Instructions for the task:
State the number of lines where "window" appears. Add nothing else.

Stored records:

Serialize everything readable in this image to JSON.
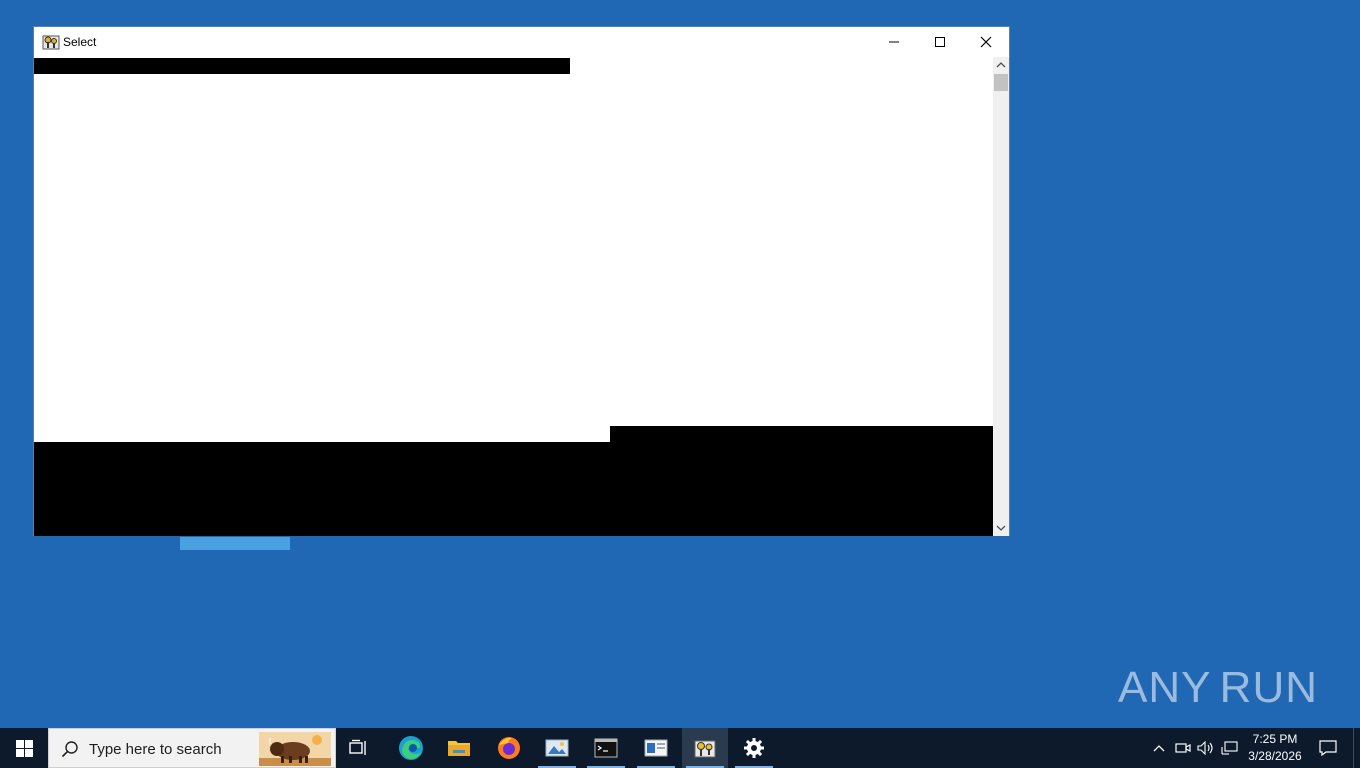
{
  "window": {
    "title": "Select",
    "controls": {
      "minimize": "minimize",
      "maximize": "maximize",
      "close": "close"
    }
  },
  "taskbar": {
    "search_placeholder": "Type here to search",
    "pinned": [
      {
        "name": "task-view",
        "icon": "task-view-icon"
      },
      {
        "name": "edge",
        "icon": "edge-icon"
      },
      {
        "name": "file-explorer",
        "icon": "folder-icon"
      },
      {
        "name": "firefox",
        "icon": "firefox-icon"
      },
      {
        "name": "photos",
        "icon": "photos-icon"
      },
      {
        "name": "command-prompt",
        "icon": "terminal-icon"
      },
      {
        "name": "window-app",
        "icon": "window-app-icon"
      },
      {
        "name": "key-manager",
        "icon": "keys-icon"
      },
      {
        "name": "settings",
        "icon": "gear-icon"
      }
    ],
    "clock": {
      "time": "7:25 PM",
      "date": "3/28/2026"
    }
  },
  "watermark": {
    "left": "ANY",
    "right": "RUN"
  },
  "colors": {
    "desktop": "#2168b4",
    "taskbar": "#0c1a2b",
    "accent": "#7fb2e5"
  }
}
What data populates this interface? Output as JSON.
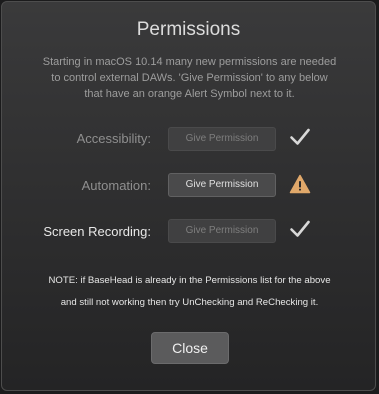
{
  "dialog": {
    "title": "Permissions",
    "description_lines": [
      "Starting in macOS 10.14 many new permissions are needed",
      "to control external DAWs.  'Give Permission' to any below",
      "that have an orange Alert Symbol next to it."
    ],
    "permissions": [
      {
        "label": "Accessibility:",
        "button": "Give Permission",
        "enabled": false,
        "status": "checkmark-icon"
      },
      {
        "label": "Automation:",
        "button": "Give Permission",
        "enabled": true,
        "status": "alert-triangle-icon"
      },
      {
        "label": "Screen Recording:",
        "button": "Give Permission",
        "enabled": false,
        "status": "checkmark-icon"
      }
    ],
    "note_lines": [
      "NOTE: if BaseHead is already in the Permissions list for the above",
      "and still not working then try UnChecking and ReChecking it."
    ],
    "close_label": "Close",
    "colors": {
      "alert": "#e0a86a",
      "check": "#d8d8d8"
    }
  }
}
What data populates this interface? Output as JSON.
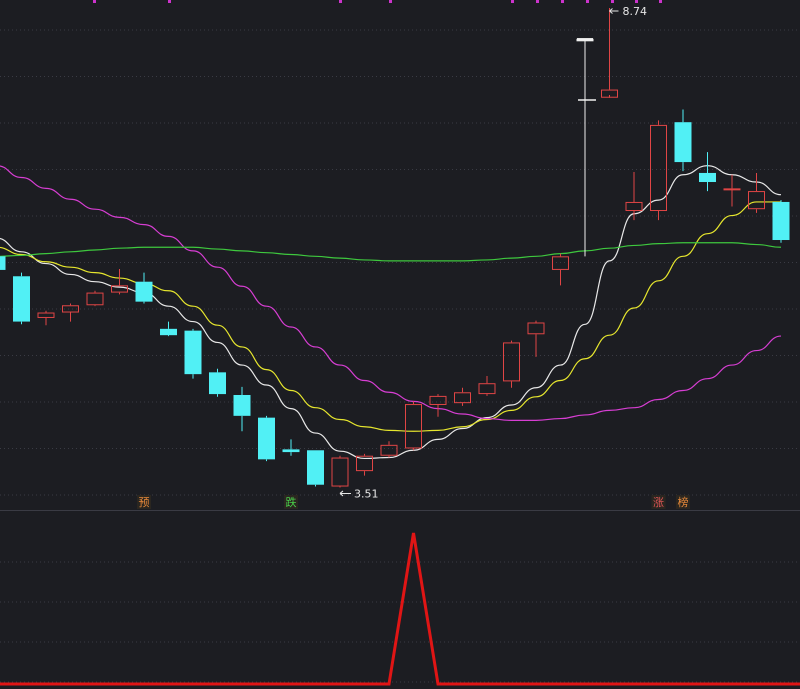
{
  "chart_data": {
    "type": "candlestick",
    "annotations": {
      "high_label": "8.74",
      "low_label": "3.51"
    },
    "markers": [
      {
        "name": "marker-yu",
        "text": "预",
        "candle_index": 6,
        "color": "#e8893a"
      },
      {
        "name": "marker-die",
        "text": "跌",
        "candle_index": 12,
        "color": "#49d14a"
      },
      {
        "name": "marker-zhang",
        "text": "涨",
        "candle_index": 27,
        "color": "#e05555"
      },
      {
        "name": "marker-bang",
        "text": "榜",
        "candle_index": 28,
        "color": "#e8893a"
      }
    ],
    "y_range": [
      3.3,
      8.9
    ],
    "candles": [
      {
        "o": 6.0,
        "c": 5.85,
        "h": 6.08,
        "l": 5.8
      },
      {
        "o": 5.78,
        "c": 5.28,
        "h": 5.82,
        "l": 5.25
      },
      {
        "o": 5.32,
        "c": 5.38,
        "h": 5.4,
        "l": 5.24
      },
      {
        "o": 5.38,
        "c": 5.46,
        "h": 5.48,
        "l": 5.28
      },
      {
        "o": 5.46,
        "c": 5.6,
        "h": 5.62,
        "l": 5.45
      },
      {
        "o": 5.6,
        "c": 5.68,
        "h": 5.86,
        "l": 5.58
      },
      {
        "o": 5.72,
        "c": 5.5,
        "h": 5.82,
        "l": 5.48
      },
      {
        "o": 5.2,
        "c": 5.13,
        "h": 5.28,
        "l": 5.12
      },
      {
        "o": 5.18,
        "c": 4.7,
        "h": 5.2,
        "l": 4.65
      },
      {
        "o": 4.72,
        "c": 4.48,
        "h": 4.76,
        "l": 4.45
      },
      {
        "o": 4.47,
        "c": 4.24,
        "h": 4.56,
        "l": 4.07
      },
      {
        "o": 4.22,
        "c": 3.76,
        "h": 4.24,
        "l": 3.74
      },
      {
        "o": 3.87,
        "c": 3.84,
        "h": 3.98,
        "l": 3.8
      },
      {
        "o": 3.86,
        "c": 3.48,
        "h": 3.86,
        "l": 3.46
      },
      {
        "o": 3.46,
        "c": 3.78,
        "h": 3.8,
        "l": 3.45
      },
      {
        "o": 3.63,
        "c": 3.8,
        "h": 3.82,
        "l": 3.58
      },
      {
        "o": 3.8,
        "c": 3.92,
        "h": 3.96,
        "l": 3.78
      },
      {
        "o": 3.88,
        "c": 4.37,
        "h": 4.4,
        "l": 3.86
      },
      {
        "o": 4.36,
        "c": 4.46,
        "h": 4.48,
        "l": 4.23
      },
      {
        "o": 4.38,
        "c": 4.5,
        "h": 4.55,
        "l": 4.35
      },
      {
        "o": 4.48,
        "c": 4.6,
        "h": 4.68,
        "l": 4.46
      },
      {
        "o": 4.62,
        "c": 5.05,
        "h": 5.07,
        "l": 4.55
      },
      {
        "o": 5.14,
        "c": 5.27,
        "h": 5.29,
        "l": 4.89
      },
      {
        "o": 5.85,
        "c": 6.0,
        "h": 6.03,
        "l": 5.68
      },
      {
        "o": 8.4,
        "c": 8.4,
        "h": 8.4,
        "l": 6.0
      },
      {
        "o": 7.75,
        "c": 7.84,
        "h": 8.74,
        "l": 7.78
      },
      {
        "o": 6.5,
        "c": 6.6,
        "h": 6.93,
        "l": 6.4
      },
      {
        "o": 6.5,
        "c": 7.45,
        "h": 7.5,
        "l": 6.4
      },
      {
        "o": 7.48,
        "c": 7.04,
        "h": 7.62,
        "l": 6.94
      },
      {
        "o": 6.92,
        "c": 6.82,
        "h": 7.15,
        "l": 6.72
      },
      {
        "o": 6.75,
        "c": 6.75,
        "h": 6.9,
        "l": 6.55
      },
      {
        "o": 6.52,
        "c": 6.72,
        "h": 6.92,
        "l": 6.48
      },
      {
        "o": 6.6,
        "c": 6.18,
        "h": 6.62,
        "l": 6.15
      }
    ],
    "ma_lines": [
      {
        "name": "ma-white",
        "color": "#e8e8e8",
        "values": [
          6.2,
          6.05,
          5.92,
          5.8,
          5.72,
          5.66,
          5.6,
          5.45,
          5.28,
          5.05,
          4.8,
          4.58,
          4.32,
          4.05,
          3.85,
          3.77,
          3.78,
          3.86,
          3.98,
          4.1,
          4.22,
          4.36,
          4.55,
          4.8,
          5.25,
          5.95,
          6.47,
          6.62,
          6.9,
          7.0,
          6.9,
          6.82,
          6.68
        ]
      },
      {
        "name": "ma-yellow",
        "color": "#e6e62e",
        "values": [
          6.1,
          6.02,
          5.94,
          5.88,
          5.82,
          5.76,
          5.7,
          5.62,
          5.45,
          5.24,
          5.0,
          4.75,
          4.52,
          4.33,
          4.2,
          4.12,
          4.08,
          4.07,
          4.08,
          4.12,
          4.2,
          4.3,
          4.45,
          4.63,
          4.87,
          5.13,
          5.43,
          5.73,
          6.0,
          6.25,
          6.45,
          6.6,
          6.6
        ]
      },
      {
        "name": "ma-magenta",
        "color": "#d73ed3",
        "values": [
          7.0,
          6.87,
          6.75,
          6.63,
          6.52,
          6.43,
          6.35,
          6.22,
          6.06,
          5.88,
          5.67,
          5.45,
          5.22,
          5.0,
          4.8,
          4.63,
          4.5,
          4.4,
          4.32,
          4.26,
          4.21,
          4.19,
          4.19,
          4.21,
          4.25,
          4.3,
          4.33,
          4.42,
          4.52,
          4.65,
          4.8,
          4.96,
          5.12
        ]
      },
      {
        "name": "ma-green",
        "color": "#3ec83e",
        "values": [
          6.0,
          6.01,
          6.03,
          6.05,
          6.07,
          6.09,
          6.1,
          6.1,
          6.1,
          6.08,
          6.06,
          6.04,
          6.02,
          6.0,
          5.98,
          5.96,
          5.95,
          5.95,
          5.95,
          5.95,
          5.96,
          5.98,
          6.0,
          6.03,
          6.06,
          6.09,
          6.12,
          6.14,
          6.15,
          6.15,
          6.15,
          6.13,
          6.1
        ]
      }
    ],
    "lower_panel": {
      "type": "line",
      "color": "#e01515",
      "values": [
        0,
        0,
        0,
        0,
        0,
        0,
        0,
        0,
        0,
        0,
        0,
        0,
        0,
        0,
        0,
        0,
        0,
        1,
        0,
        0,
        0,
        0,
        0,
        0,
        0,
        0,
        0,
        0,
        0,
        0,
        0,
        0,
        0
      ],
      "y_range": [
        0,
        1
      ]
    },
    "grid": true
  },
  "colors": {
    "background": "#1c1d22",
    "up": "#e04545",
    "down": "#51f0f5",
    "grid": "#3a3b44",
    "axis_dots": "#cc33cc"
  }
}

Reply:
3